▶ **Supplied material**:
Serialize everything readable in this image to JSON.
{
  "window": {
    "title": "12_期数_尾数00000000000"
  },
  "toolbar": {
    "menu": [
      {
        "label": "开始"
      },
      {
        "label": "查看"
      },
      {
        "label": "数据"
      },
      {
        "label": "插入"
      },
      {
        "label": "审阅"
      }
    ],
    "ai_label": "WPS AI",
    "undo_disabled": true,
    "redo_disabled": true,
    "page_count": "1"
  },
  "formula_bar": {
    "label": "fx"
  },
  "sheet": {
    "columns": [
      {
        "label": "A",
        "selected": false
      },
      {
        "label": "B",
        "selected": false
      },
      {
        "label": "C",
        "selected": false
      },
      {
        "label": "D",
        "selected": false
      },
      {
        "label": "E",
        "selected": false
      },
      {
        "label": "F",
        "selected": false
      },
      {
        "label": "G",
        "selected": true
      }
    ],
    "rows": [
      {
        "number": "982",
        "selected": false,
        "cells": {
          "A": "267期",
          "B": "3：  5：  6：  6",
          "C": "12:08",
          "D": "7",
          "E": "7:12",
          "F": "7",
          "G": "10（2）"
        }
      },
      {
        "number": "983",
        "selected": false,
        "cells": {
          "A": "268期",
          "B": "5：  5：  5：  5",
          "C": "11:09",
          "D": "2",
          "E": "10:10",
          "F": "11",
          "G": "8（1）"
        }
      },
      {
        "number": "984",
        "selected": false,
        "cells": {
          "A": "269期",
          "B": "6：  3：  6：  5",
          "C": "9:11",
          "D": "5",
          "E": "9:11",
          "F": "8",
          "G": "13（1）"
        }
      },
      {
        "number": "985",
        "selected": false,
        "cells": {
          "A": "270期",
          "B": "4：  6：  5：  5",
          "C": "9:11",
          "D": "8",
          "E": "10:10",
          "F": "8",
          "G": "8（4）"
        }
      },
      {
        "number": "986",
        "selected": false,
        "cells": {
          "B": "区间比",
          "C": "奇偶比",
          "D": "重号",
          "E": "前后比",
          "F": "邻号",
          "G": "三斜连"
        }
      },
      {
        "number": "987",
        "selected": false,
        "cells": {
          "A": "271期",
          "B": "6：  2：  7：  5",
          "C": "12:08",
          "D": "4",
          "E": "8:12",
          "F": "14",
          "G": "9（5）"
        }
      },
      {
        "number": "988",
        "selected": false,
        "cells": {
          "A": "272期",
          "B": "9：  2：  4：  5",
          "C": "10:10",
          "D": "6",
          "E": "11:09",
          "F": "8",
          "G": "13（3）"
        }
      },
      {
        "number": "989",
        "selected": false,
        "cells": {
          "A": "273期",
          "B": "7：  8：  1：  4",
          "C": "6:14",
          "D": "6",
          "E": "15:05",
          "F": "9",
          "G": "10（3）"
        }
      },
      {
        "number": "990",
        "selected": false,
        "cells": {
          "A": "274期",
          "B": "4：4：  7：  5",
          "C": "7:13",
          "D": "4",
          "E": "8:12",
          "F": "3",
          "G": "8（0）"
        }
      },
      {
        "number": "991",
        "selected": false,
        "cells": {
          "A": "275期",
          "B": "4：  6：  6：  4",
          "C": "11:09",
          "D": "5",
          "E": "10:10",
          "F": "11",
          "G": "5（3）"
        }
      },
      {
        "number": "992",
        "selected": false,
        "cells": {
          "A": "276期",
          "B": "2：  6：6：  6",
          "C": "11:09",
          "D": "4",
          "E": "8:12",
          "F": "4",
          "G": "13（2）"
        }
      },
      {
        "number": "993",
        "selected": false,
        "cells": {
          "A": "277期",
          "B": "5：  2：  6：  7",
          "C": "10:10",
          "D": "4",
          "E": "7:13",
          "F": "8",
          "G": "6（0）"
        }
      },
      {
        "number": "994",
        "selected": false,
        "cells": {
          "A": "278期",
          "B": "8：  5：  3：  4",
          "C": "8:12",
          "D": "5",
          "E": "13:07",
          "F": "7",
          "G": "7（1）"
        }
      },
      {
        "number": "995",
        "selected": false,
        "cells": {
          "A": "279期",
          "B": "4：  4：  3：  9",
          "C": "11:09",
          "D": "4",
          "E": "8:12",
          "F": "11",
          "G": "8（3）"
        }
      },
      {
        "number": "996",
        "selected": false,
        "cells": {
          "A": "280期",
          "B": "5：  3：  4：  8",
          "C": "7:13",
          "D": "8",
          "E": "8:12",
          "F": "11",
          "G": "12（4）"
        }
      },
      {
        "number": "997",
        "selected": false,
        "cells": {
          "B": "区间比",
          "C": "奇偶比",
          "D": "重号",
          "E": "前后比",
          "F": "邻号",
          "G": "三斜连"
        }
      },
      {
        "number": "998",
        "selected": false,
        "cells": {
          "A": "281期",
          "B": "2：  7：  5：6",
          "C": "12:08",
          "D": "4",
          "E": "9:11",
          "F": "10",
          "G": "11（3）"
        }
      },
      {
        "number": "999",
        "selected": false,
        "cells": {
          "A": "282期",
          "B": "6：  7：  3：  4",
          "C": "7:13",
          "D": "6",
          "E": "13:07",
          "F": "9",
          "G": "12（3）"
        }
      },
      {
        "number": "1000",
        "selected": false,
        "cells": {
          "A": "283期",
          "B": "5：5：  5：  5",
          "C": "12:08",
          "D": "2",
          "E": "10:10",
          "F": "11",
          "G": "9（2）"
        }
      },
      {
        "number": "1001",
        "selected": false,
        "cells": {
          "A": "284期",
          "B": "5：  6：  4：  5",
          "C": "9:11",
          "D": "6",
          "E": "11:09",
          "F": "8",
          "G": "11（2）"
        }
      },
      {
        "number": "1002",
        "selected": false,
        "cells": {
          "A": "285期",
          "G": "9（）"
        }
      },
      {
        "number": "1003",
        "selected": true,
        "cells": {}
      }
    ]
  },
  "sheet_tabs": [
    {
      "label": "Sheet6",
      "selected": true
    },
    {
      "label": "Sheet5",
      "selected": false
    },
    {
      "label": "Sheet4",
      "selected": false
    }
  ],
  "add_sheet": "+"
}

▶ **Stated goal**:
Count up the lines in the listing that hold the word "true", and give that number only.

▶ **Answer below**:
5